## [Exercise brief]
Which lines of the records contain "отличать"? Collect every one of them.

** BEGIN **

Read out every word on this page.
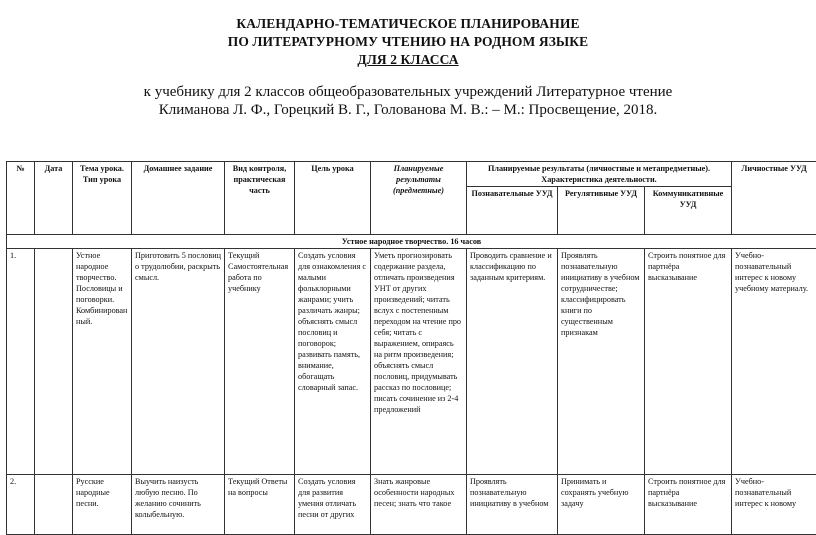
КАЛЕНДАРНО-ТЕМАТИЧЕСКОЕ ПЛАНИРОВАНИЕ
ПО ЛИТЕРАТУРНОМУ ЧТЕНИЮ НА РОДНОМ ЯЗЫКЕ
ДЛЯ 2 КЛАССА
к учебнику для 2 классов общеобразовательных учреждений Литературное чтение
Климанова Л. Ф., Горецкий В. Г., Голованова М. В.: – М.: Просвещение, 2018.
№	Дата	Тема урока. Тип урока	Домашнее задание	Вид контроля, практическая часть	Цель урока	Планируемые результаты (предметные)	Планируемые результаты (личностные и метапредметные). Характеристика деятельности.			Личностные УУД
							Познавательные УУД	Регулятивные УУД	Коммуникативные УУД	
Устное народное творчество. 16 часов										
1.		Устное народное творчество. Пословицы и поговорки. Комбинированный.	Приготовить 5 пословиц о трудолюбии, раскрыть смысл.	Текущий Самостоятельная работа по учебнику	Создать условия для ознакомления с малыми фольклорными жанрами; учить различать жанры; объяснять смысл пословиц и поговорок; развивать память, внимание, обогащать словарный запас.	Уметь прогнозировать содержание раздела, отличать произведения УНТ от других произведений; читать вслух с постепенным переходом на чтение про себя; читать с выражением, опираясь на ритм произведения; объяснять смысл пословиц, придумывать рассказ по пословице; писать сочинение из 2-4 предложений	Проводить сравнение и классификацию по заданным критериям.	Проявлять познавательную инициативу в учебном сотрудничестве; классифицировать книги по существенным признакам	Строить понятное для партнёра высказывание	Учебно-познавательный интерес к новому учебному материалу.
2.		Русские народные песни.	Выучить наизусть любую песню. По желанию сочинить колыбельную.	Текущий Ответы на вопросы	Создать условия для развития умения отличать песни от других	Знать жанровые особенности народных песен; знать что такое	Проявлять познавательную инициативу в учебном	Принимать и сохранять учебную задачу	Строить понятное для партнёра высказывание	Учебно-познавательный интерес к новому
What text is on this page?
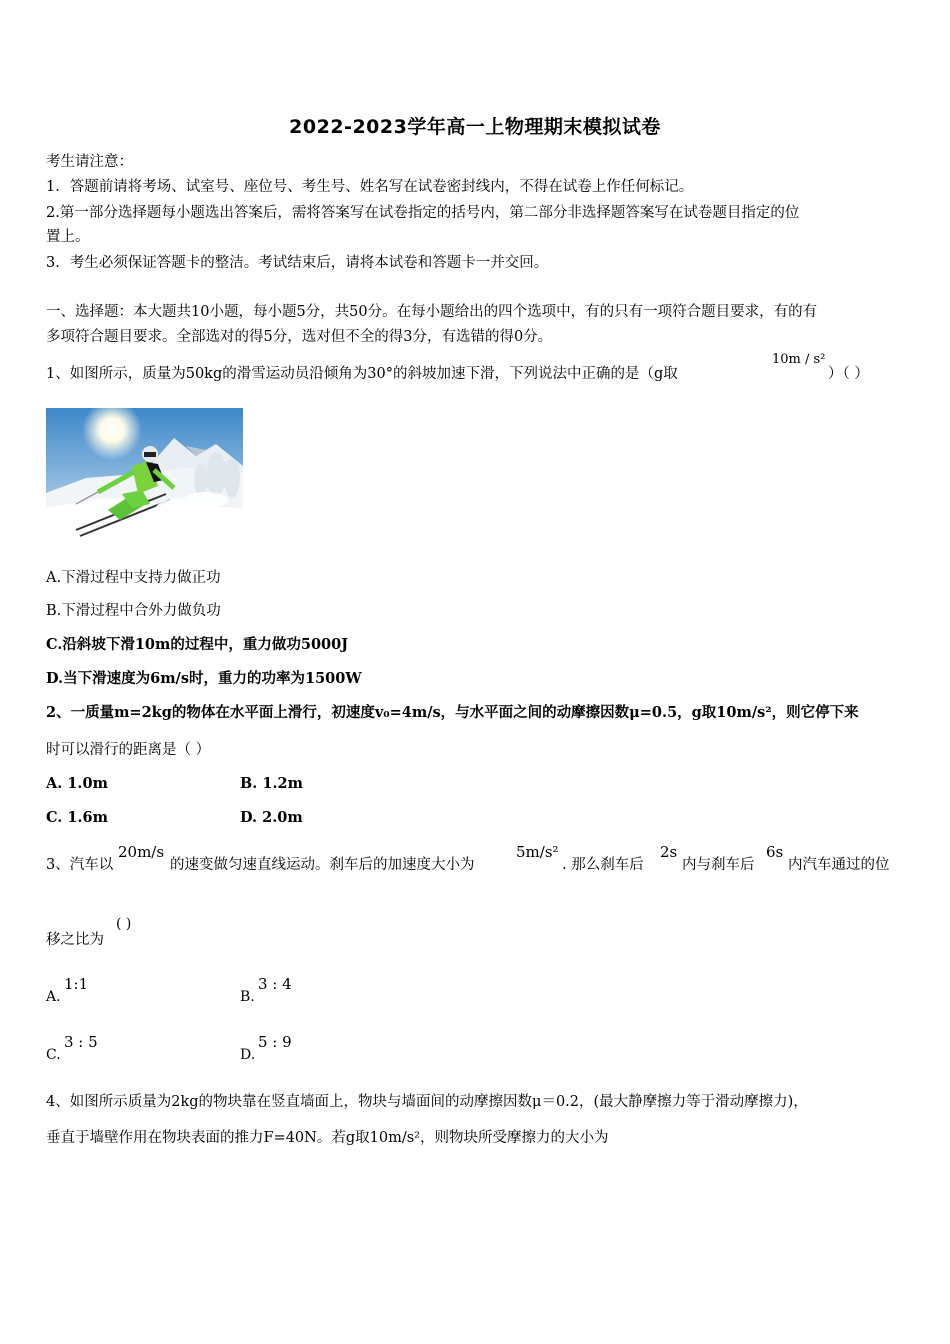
2022-2023学年高一上物理期末模拟试卷
考生请注意：
1．答题前请将考场、试室号、座位号、考生号、姓名写在试卷密封线内，不得在试卷上作任何标记。
2.第一部分选择题每小题选出答案后，需将答案写在试卷指定的括号内，第二部分非选择题答案写在试卷题目指定的位
置上。
3．考生必须保证答题卡的整洁。考试结束后，请将本试卷和答题卡一并交回。
一、选择题：本大题共10小题，每小题5分，共50分。在每小题给出的四个选项中，有的只有一项符合题目要求，有的有
多项符合题目要求。全部选对的得5分，选对但不全的得3分，有选错的得0分。
1、如图所示，质量为50kg的滑雪运动员沿倾角为30°的斜坡加速下滑，下列说法中正确的是（g取
10m / s²
）（ ）
A.下滑过程中支持力做正功
B.下滑过程中合外力做负功
C.沿斜坡下滑10m的过程中，重力做功5000J
D.当下滑速度为6m/s时，重力的功率为1500W
2、一质量m=2kg的物体在水平面上滑行，初速度v₀=4m/s，与水平面之间的动摩擦因数μ=0.5，g取10m/s²，则它停下来
时可以滑行的距离是（ ）
A. 1.0m	B. 1.2m
C. 1.6m	D. 2.0m
3、汽车以
20m/s
的速变做匀速直线运动。刹车后的加速度大小为
5m/s²
. 那么刹车后
2s
内与刹车后
6s
内汽车通过的位
移之比为
( )
A.
1:1
B.
3 : 4
C.
3 : 5
D.
5 : 9
4、如图所示质量为2kg的物块靠在竖直墙面上，物块与墙面间的动摩擦因数μ＝0.2，(最大静摩擦力等于滑动摩擦力)，
垂直于墙壁作用在物块表面的推力F=40N。若g取10m/s²，则物块所受摩擦力的大小为
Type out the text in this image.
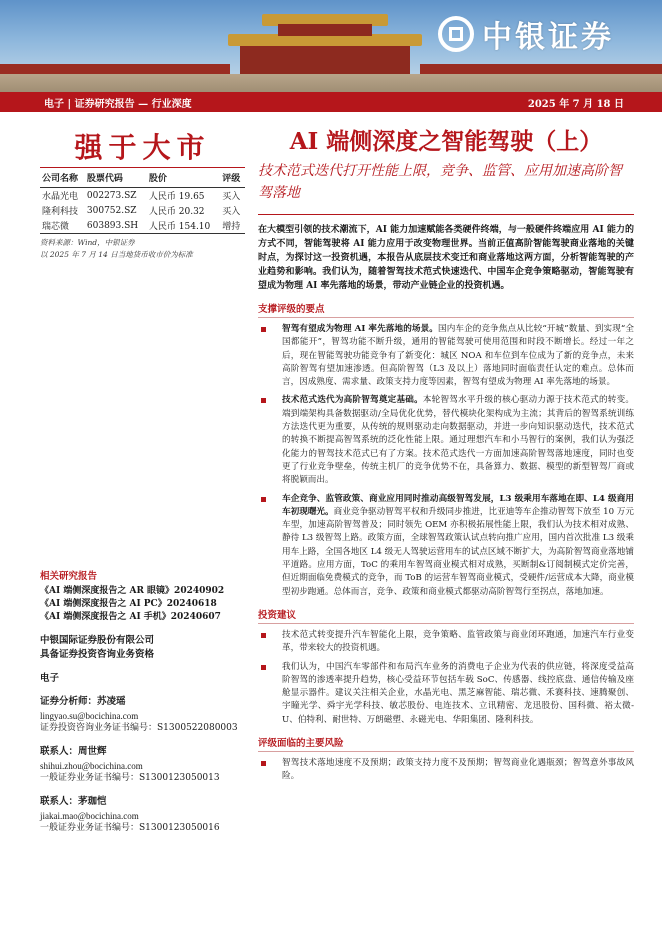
中银证券
电子 | 证券研究报告 — 行业深度	2025 年 7 月 18 日
强于大市
公司名称	股票代码	股价	评级
水晶光电	002273.SZ	人民币 19.65	买入
隆利科技	300752.SZ	人民币 20.32	买入
瑞芯微	603893.SH	人民币 154.10	增持
资料来源：Wind，中银证券
以 2025 年 7 月 14 日当地货币收市价为标准
相关研究报告
《AI 端侧深度报告之 AR 眼镜》20240902
《AI 端侧深度报告之 AI PC》20240618
《AI 端侧深度报告之 AI 手机》20240607
中银国际证券股份有限公司
具备证券投资咨询业务资格
电子
证券分析师：苏凌瑶
lingyao.su@bocichina.com
证券投资咨询业务证书编号：S1300522080003
联系人：周世辉
shihui.zhou@bocichina.com
一般证券业务证书编号：S1300123050013
联系人：茅珈恺
jiakai.mao@bocichina.com
一般证券业务证书编号：S1300123050016
AI 端侧深度之智能驾驶（上）
技术范式迭代打开性能上限，竞争、监管、应用加速高阶智驾落地
在大模型引领的技术潮流下，AI 能力加速赋能各类硬件终端，与一般硬件终端应用 AI 能力的方式不同，智能驾驶将 AI 能力应用于改变物理世界。当前正值高阶智能驾驶商业落地的关键时点，为探讨这一投资机遇，本报告从底层技术变迁和商业落地这两方面，分析智能驾驶的产业趋势和影响。我们认为，随着智驾技术范式快速迭代、中国车企竞争策略驱动，智能驾驶有望成为物理 AI 率先落地的场景，带动产业链企业的投资机遇。
支撑评级的要点
智驾有望成为物理 AI 率先落地的场景。国内车企的竞争焦点从比较“开城”数量、到实现“全国都能开”，智驾功能不断升级，通用的智能驾驶可使用范围和时段不断增长。经过一年之后，现在智能驾驶功能竞争有了新变化：城区 NOA 和车位到车位成为了新的竞争点，未来高阶智驾有望加速渗透。但高阶智驾（L3 及以上）落地同时面临责任认定的难点。总体而言，因成熟度、需求量、政策支持力度等因素，智驾有望成为物理 AI 率先落地的场景。
技术范式迭代为高阶智驾奠定基础。本轮智驾水平升级的核心驱动力源于技术范式的转变。端到端架构具备数据驱动/全局优化优势，替代模块化架构成为主流；其背后的智驾系统训练方法迭代更为重要，从传统的规则驱动走向数据驱动，并进一步向知识驱动迭代，技术范式的转换不断提高智驾系统的泛化性能上限。通过理想汽车和小马智行的案例，我们认为强泛化能力的智驾技术范式已有了方案。技术范式迭代一方面加速高阶智驾落地速度，同时也变更了行业竞争壁垒，传统主机厂的竞争优势不在，具备算力、数据、模型的新型智驾厂商或将脱颖而出。
车企竞争、监管政策、商业应用同时推动高级智驾发展，L3 级乘用车落地在即、L4 级商用车初现曙光。商业竞争驱动智驾平权和升级同步推进，比亚迪等车企推动智驾下放至 10 万元车型，加速高阶智驾普及；同时领先 OEM 亦积极拓展性能上限，我们认为技术相对成熟、静待 L3 级智驾上路。政策方面，全球智驾政策认试点转向推广应用，国内首次批准 L3 级乘用车上路，全国各地区 L4 级无人驾驶运营用车的试点区域不断扩大，为高阶智驾商业落地铺平道路。应用方面，ToC 的乘用车智驾商业模式相对成熟，买断制&订阅制模式定价完善，但近期面临免费模式的竞争，而 ToB 的运营车智驾商业模式，受硬件/运营成本大降，商业模型初步跑通。总体而言，竞争、政策和商业模式都驱动高阶智驾行至拐点，落地加速。
投资建议
技术范式转变提升汽车智能化上限，竞争策略、监管政策与商业闭环跑通，加速汽车行业变革，带来较大的投资机遇。
我们认为，中国汽车零部件和布局汽车业务的消费电子企业为代表的供应链，将深度受益高阶智驾的渗透率提升趋势，核心受益环节包括车载 SoC、传感器、线控底盘、通信传输及座舱显示器件。建议关注相关企业，水晶光电、黑芝麻智能、瑞芯微、禾赛科技、速腾聚创、宇瞳光学、舜宇光学科技、敏芯股份、电连技术、立讯精密、龙迅股份、国科微、裕太微-U、伯特利、耐世特、万朗磁塑、永磁光电、华阳集团、隆利科技。
评级面临的主要风险
智驾技术落地速度不及预期；政策支持力度不及预期；智驾商业化遇瓶颈；智驾意外事故风险。
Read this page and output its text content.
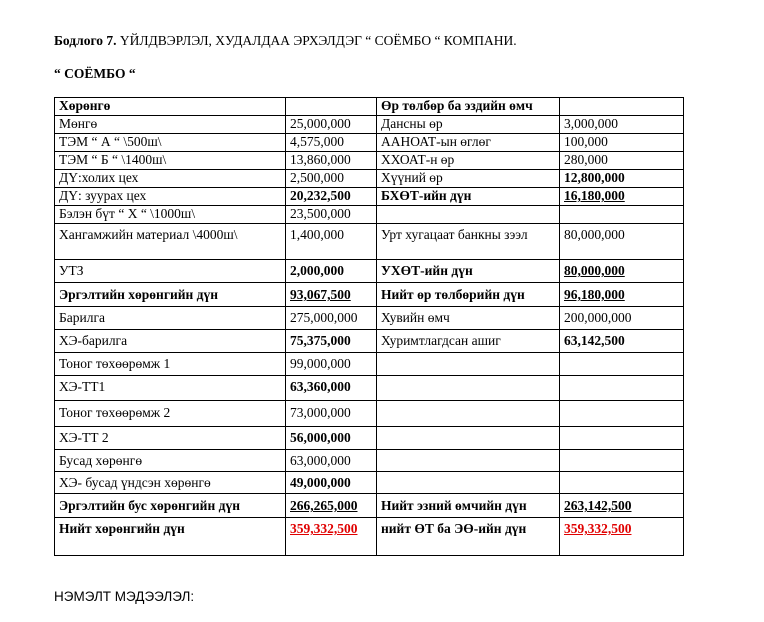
Бодлого 7. ҮЙЛДВЭРЛЭЛ, ХУДАЛДАА ЭРХЭЛДЭГ “ СОЁМБО “ КОМПАНИ.
“ СОЁМБО “
Хөрөнгө		Өр төлбөр ба эздийн өмч	
Мөнгө	25,000,000	Дансны өр	3,000,000
ТЭМ “ А “ \500ш\	4,575,000	ААНОАТ-ын өглөг	100,000
ТЭМ “ Б “ \1400ш\	13,860,000	ХХОАТ-н өр	280,000
ДҮ:холих цех	2,500,000	Хүүний өр	12,800,000
ДҮ: зуурах цех	20,232,500	БХӨТ-ийн дүн	16,180,000
Бэлэн бүт “ Х “ \1000ш\	23,500,000		
Хангамжийн материал \4000ш\	1,400,000	Урт хугацаат банкны зээл	80,000,000
УТЗ	2,000,000	УХӨТ-ийн дүн	80,000,000
Эргэлтийн хөрөнгийн дүн	93,067,500	Нийт өр төлбөрийн дүн	96,180,000
Барилга	275,000,000	Хувийн өмч	200,000,000
ХЭ-барилга	75,375,000	Хуримтлагдсан ашиг	63,142,500
Тоног төхөөрөмж 1	99,000,000		
ХЭ-ТТ1	63,360,000		
Тоног төхөөрөмж 2	73,000,000		
ХЭ-ТТ 2	56,000,000		
Бусад хөрөнгө	63,000,000		
ХЭ- бусад үндсэн хөрөнгө	49,000,000		
Эргэлтийн бус хөрөнгийн дүн	266,265,000	Нийт эзний өмчийн дүн	263,142,500
Нийт хөрөнгийн дүн	359,332,500	нийт ӨТ ба ЭӨ-ийн дүн	359,332,500
НЭМЭЛТ МЭДЭЭЛЭЛ:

** END **

## [Task answer]
1.		Устное народное творчество. Пословицы и поговорки. Комбинированный.	Приготовить 5 пословиц о трудолюбии, раскрыть смысл.	Текущий Самостоятельная работа по учебнику	Создать условия для ознакомления с малыми фольклорными жанрами; учить различать жанры; объяснять смысл пословиц и поговорок; развивать память, внимание, обогащать словарный запас.	Уметь прогнозировать содержание раздела, отличать произведения УНТ от других произведений; читать вслух с постепенным переходом на чтение про себя; читать с выражением, опираясь на ритм произведения; объяснять смысл пословиц, придумывать рассказ по пословице; писать сочинение из 2-4 предложений	Проводить сравнение и классификацию по заданным критериям.	Проявлять познавательную инициативу в учебном сотрудничестве; классифицировать книги по существенным признакам	Строить понятное для партнёра высказывание	Учебно-познавательный интерес к новому учебному материалу.
2.		Русские народные песни.	Выучить наизусть любую песню. По желанию сочинить колыбельную.	Текущий Ответы на вопросы	Создать условия для развития умения отличать песни от других	Знать жанровые особенности народных песен; знать что такое	Проявлять познавательную инициативу в учебном	Принимать и сохранять учебную задачу	Строить понятное для партнёра высказывание	Учебно-познавательный интерес к новому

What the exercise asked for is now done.